Collected data:
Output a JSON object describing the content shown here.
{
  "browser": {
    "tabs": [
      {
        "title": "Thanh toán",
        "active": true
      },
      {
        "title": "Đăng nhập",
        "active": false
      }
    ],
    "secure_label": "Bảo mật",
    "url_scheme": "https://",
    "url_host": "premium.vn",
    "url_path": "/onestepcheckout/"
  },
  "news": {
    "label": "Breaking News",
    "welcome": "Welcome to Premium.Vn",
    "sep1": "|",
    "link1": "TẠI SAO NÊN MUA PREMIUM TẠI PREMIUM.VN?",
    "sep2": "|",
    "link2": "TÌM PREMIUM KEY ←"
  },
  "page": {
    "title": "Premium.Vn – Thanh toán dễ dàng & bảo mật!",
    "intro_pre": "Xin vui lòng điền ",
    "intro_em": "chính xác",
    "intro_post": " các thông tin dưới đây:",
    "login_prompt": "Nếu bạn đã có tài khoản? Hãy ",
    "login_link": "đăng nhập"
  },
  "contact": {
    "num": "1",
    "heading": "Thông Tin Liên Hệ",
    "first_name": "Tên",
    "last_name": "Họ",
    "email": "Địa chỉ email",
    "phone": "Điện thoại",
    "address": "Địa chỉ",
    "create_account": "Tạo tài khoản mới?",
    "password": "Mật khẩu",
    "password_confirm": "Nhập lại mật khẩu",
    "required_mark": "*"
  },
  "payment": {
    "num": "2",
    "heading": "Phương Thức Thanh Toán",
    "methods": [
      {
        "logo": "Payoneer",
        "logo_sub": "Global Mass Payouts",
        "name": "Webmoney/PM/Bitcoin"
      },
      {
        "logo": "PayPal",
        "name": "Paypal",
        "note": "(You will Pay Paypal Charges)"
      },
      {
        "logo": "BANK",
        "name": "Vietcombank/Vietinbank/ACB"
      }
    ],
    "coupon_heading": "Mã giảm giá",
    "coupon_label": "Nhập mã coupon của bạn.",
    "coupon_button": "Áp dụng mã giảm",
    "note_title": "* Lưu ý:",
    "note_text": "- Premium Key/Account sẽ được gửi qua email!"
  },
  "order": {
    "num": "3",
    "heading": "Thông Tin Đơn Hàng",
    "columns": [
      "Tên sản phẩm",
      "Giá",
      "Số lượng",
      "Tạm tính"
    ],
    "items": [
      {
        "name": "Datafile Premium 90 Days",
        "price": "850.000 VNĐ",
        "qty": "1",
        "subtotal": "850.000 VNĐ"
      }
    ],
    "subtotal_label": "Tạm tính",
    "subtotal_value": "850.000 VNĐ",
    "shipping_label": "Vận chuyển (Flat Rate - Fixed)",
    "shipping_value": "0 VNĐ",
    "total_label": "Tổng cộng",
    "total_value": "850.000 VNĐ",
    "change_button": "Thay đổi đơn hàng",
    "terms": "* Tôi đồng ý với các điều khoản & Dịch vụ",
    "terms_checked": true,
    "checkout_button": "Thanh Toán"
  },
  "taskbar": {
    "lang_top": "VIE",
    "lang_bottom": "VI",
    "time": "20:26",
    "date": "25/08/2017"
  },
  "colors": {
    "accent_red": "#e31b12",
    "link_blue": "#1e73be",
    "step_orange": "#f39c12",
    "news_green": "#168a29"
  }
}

## Required work
Transcribe each entry exactly.

## Answer below
Output a JSON object describing the content shown here.
{
  "browser": {
    "tabs": [
      {
        "title": "Thanh toán",
        "active": true
      },
      {
        "title": "Đăng nhập",
        "active": false
      }
    ],
    "secure_label": "Bảo mật",
    "url_scheme": "https://",
    "url_host": "premium.vn",
    "url_path": "/onestepcheckout/"
  },
  "news": {
    "label": "Breaking News",
    "welcome": "Welcome to Premium.Vn",
    "sep1": "|",
    "link1": "TẠI SAO NÊN MUA PREMIUM TẠI PREMIUM.VN?",
    "sep2": "|",
    "link2": "TÌM PREMIUM KEY ←"
  },
  "page": {
    "title": "Premium.Vn – Thanh toán dễ dàng & bảo mật!",
    "intro_pre": "Xin vui lòng điền ",
    "intro_em": "chính xác",
    "intro_post": " các thông tin dưới đây:",
    "login_prompt": "Nếu bạn đã có tài khoản? Hãy ",
    "login_link": "đăng nhập"
  },
  "contact": {
    "num": "1",
    "heading": "Thông Tin Liên Hệ",
    "first_name": "Tên",
    "last_name": "Họ",
    "email": "Địa chỉ email",
    "phone": "Điện thoại",
    "address": "Địa chỉ",
    "create_account": "Tạo tài khoản mới?",
    "password": "Mật khẩu",
    "password_confirm": "Nhập lại mật khẩu",
    "required_mark": "*"
  },
  "payment": {
    "num": "2",
    "heading": "Phương Thức Thanh Toán",
    "methods": [
      {
        "logo": "Payoneer",
        "logo_sub": "Global Mass Payouts",
        "name": "Webmoney/PM/Bitcoin"
      },
      {
        "logo": "PayPal",
        "name": "Paypal",
        "note": "(You will Pay Paypal Charges)"
      },
      {
        "logo": "BANK",
        "name": "Vietcombank/Vietinbank/ACB"
      }
    ],
    "coupon_heading": "Mã giảm giá",
    "coupon_label": "Nhập mã coupon của bạn.",
    "coupon_button": "Áp dụng mã giảm",
    "note_title": "* Lưu ý:",
    "note_text": "- Premium Key/Account sẽ được gửi qua email!"
  },
  "order": {
    "num": "3",
    "heading": "Thông Tin Đơn Hàng",
    "columns": [
      "Tên sản phẩm",
      "Giá",
      "Số lượng",
      "Tạm tính"
    ],
    "items": [
      {
        "name": "Datafile Premium 90 Days",
        "price": "850.000 VNĐ",
        "qty": "1",
        "subtotal": "850.000 VNĐ"
      }
    ],
    "subtotal_label": "Tạm tính",
    "subtotal_value": "850.000 VNĐ",
    "shipping_label": "Vận chuyển (Flat Rate - Fixed)",
    "shipping_value": "0 VNĐ",
    "total_label": "Tổng cộng",
    "total_value": "850.000 VNĐ",
    "change_button": "Thay đổi đơn hàng",
    "terms": "* Tôi đồng ý với các điều khoản & Dịch vụ",
    "terms_checked": true,
    "checkout_button": "Thanh Toán"
  },
  "taskbar": {
    "lang_top": "VIE",
    "lang_bottom": "VI",
    "time": "20:26",
    "date": "25/08/2017"
  },
  "colors": {
    "accent_red": "#e31b12",
    "link_blue": "#1e73be",
    "step_orange": "#f39c12",
    "news_green": "#168a29"
  }
}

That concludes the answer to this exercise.